For the records below, give the count of lines holding the word "this" and nothing more.

▶

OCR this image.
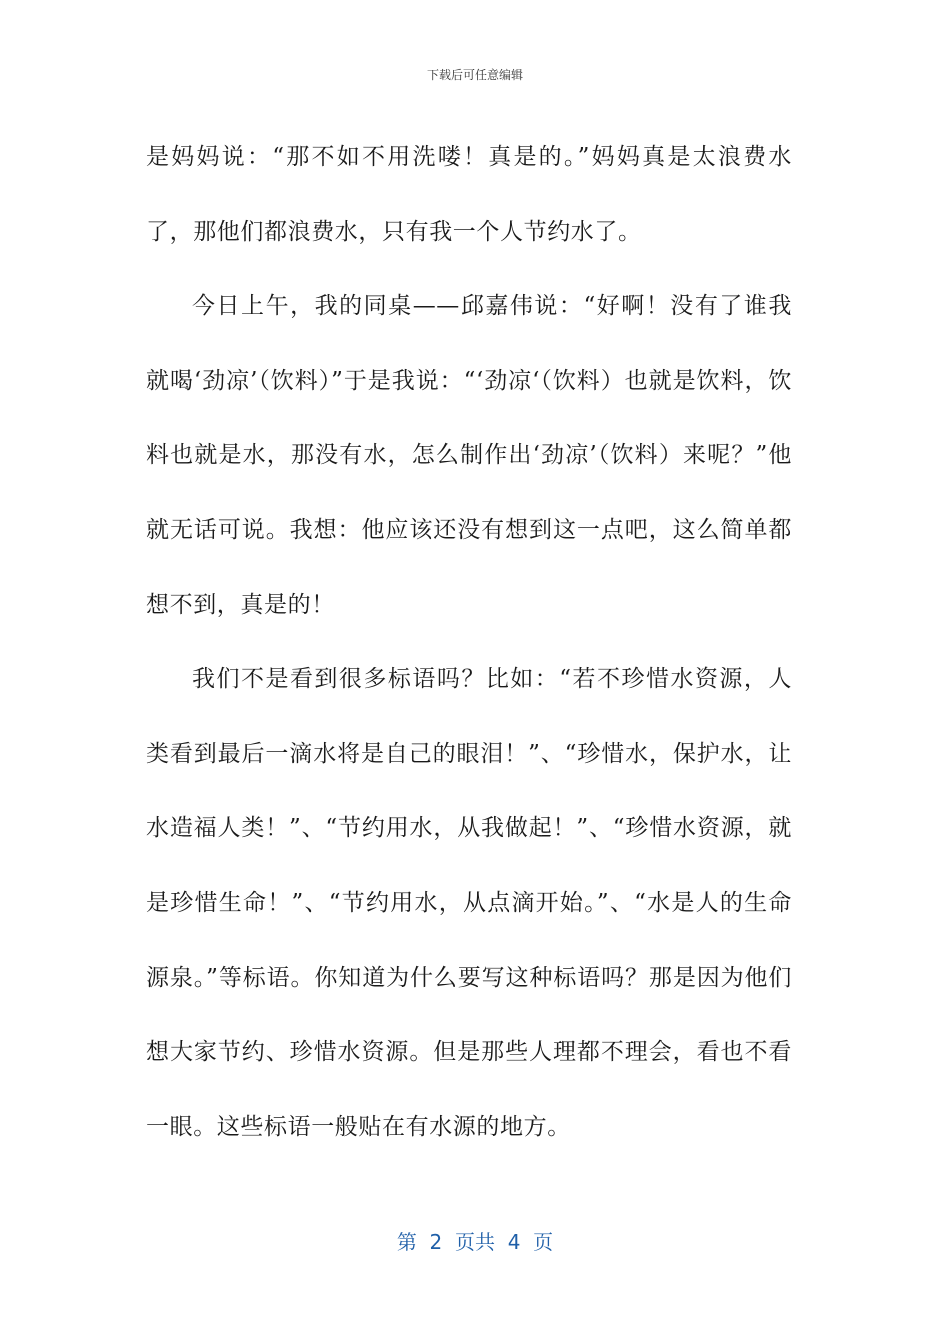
下载后可任意编辑

是妈妈说：“那不如不用洗喽！真是的。”妈妈真是太浪费水了，那他们都浪费水，只有我一个人节约水了。

今日上午，我的同桌——邱嘉伟说：“好啊！没有了谁我就喝‘劲凉’（饮料）”于是我说：“‘劲凉‘（饮料）也就是饮料，饮料也就是水，那没有水，怎么制作出‘劲凉’（饮料）来呢？”他就无话可说。我想：他应该还没有想到这一点吧，这么简单都想不到，真是的！

我们不是看到很多标语吗？比如：“若不珍惜水资源，人类看到最后一滴水将是自己的眼泪！”、“珍惜水，保护水，让水造福人类！”、“节约用水，从我做起！”、“珍惜水资源，就是珍惜生命！”、“节约用水，从点滴开始。”、“水是人的生命源泉。”等标语。你知道为什么要写这种标语吗？那是因为他们想大家节约、珍惜水资源。但是那些人理都不理会，看也不看一眼。这些标语一般贴在有水源的地方。

第  2  页共  4  页
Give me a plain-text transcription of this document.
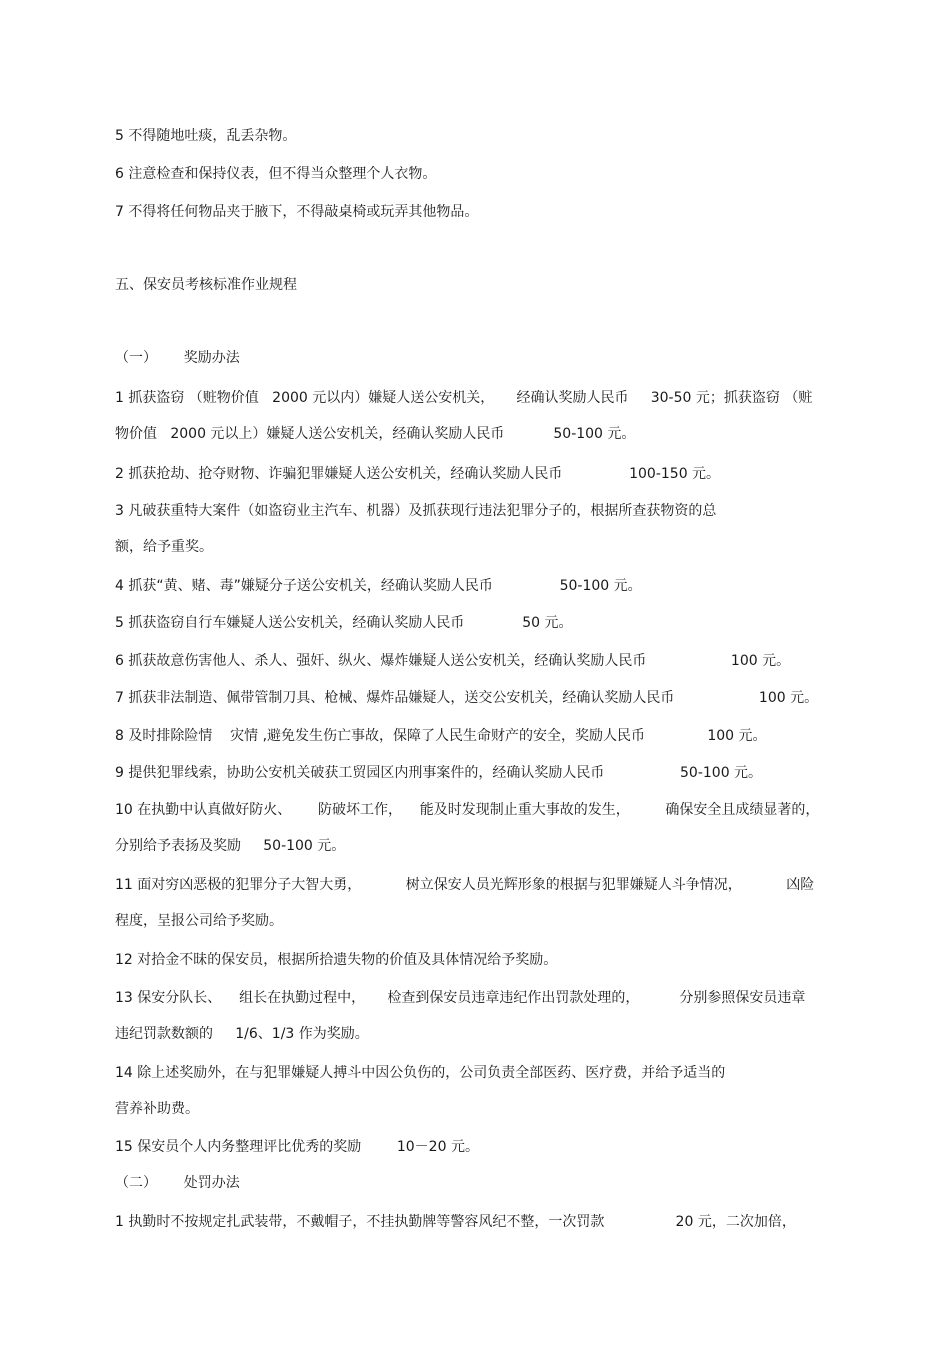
5 不得随地吐痰，乱丢杂物。
6 注意检查和保持仪表，但不得当众整理个人衣物。
7 不得将任何物品夹于腋下，不得敲桌椅或玩弄其他物品。
五、保安员考核标准作业规程
（一）      奖励办法
1 抓获盗窃 （赃物价值   2000 元以内）嫌疑人送公安机关，     经确认奖励人民币     30-50 元；抓获盗窃 （赃
物价值   2000 元以上）嫌疑人送公安机关，经确认奖励人民币           50-100 元。
2 抓获抢劫、抢夺财物、诈骗犯罪嫌疑人送公安机关，经确认奖励人民币               100-150 元。
3 凡破获重特大案件（如盗窃业主汽车、机器）及抓获现行违法犯罪分子的，根据所查获物资的总
额，给予重奖。
4 抓获“黄、赌、毒”嫌疑分子送公安机关，经确认奖励人民币               50-100 元。
5 抓获盗窃自行车嫌疑人送公安机关，经确认奖励人民币             50 元。
6 抓获故意伤害他人、杀人、强奸、纵火、爆炸嫌疑人送公安机关，经确认奖励人民币                   100 元。
7 抓获非法制造、佩带管制刀具、枪械、爆炸品嫌疑人，送交公安机关，经确认奖励人民币                   100 元。
8 及时排除险情    灾情 ,避免发生伤亡事故，保障了人民生命财产的安全，奖励人民币              100 元。
9 提供犯罪线索，协助公安机关破获工贸园区内刑事案件的，经确认奖励人民币                 50-100 元。
10 在执勤中认真做好防火、      防破坏工作，    能及时发现制止重大事故的发生，        确保安全且成绩显著的，
分别给予表扬及奖励     50-100 元。
11 面对穷凶恶极的犯罪分子大智大勇，          树立保安人员光辉形象的根据与犯罪嫌疑人斗争情况，          凶险
程度，呈报公司给予奖励。
12 对拾金不昧的保安员，根据所拾遗失物的价值及具体情况给予奖励。
13 保安分队长、    组长在执勤过程中，     检查到保安员违章违纪作出罚款处理的，         分别参照保安员违章
违纪罚款数额的     1/6、1/3 作为奖励。
14 除上述奖励外，在与犯罪嫌疑人搏斗中因公负伤的，公司负责全部医药、医疗费，并给予适当的
营养补助费。
15 保安员个人内务整理评比优秀的奖励        10－20 元。
（二）      处罚办法
1 执勤时不按规定扎武装带，不戴帽子，不挂执勤牌等警容风纪不整，一次罚款                20 元，二次加倍，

◀

» **Correct result**: 2